Pull out every line below containing the word "火电施工质量检验及评定标准".
====== DATA FOR PROCESSING
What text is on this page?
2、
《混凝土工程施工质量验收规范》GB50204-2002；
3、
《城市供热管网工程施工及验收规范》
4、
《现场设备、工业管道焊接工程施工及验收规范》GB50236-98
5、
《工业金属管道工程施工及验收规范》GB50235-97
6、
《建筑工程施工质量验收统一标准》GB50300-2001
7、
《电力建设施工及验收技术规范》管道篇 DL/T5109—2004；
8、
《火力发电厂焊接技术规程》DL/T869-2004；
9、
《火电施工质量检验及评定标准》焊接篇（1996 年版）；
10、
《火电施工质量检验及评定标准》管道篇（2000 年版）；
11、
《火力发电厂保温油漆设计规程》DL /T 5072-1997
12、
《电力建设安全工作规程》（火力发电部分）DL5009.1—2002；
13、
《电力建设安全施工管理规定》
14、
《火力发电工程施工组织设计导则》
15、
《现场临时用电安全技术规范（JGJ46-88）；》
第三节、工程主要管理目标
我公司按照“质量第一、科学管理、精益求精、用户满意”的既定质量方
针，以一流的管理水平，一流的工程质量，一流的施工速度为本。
============
→ REPLY TO THE TASK:
《火电施工质量检验及评定标准》焊接篇（1996 年版）；
《火电施工质量检验及评定标准》管道篇（2000 年版）；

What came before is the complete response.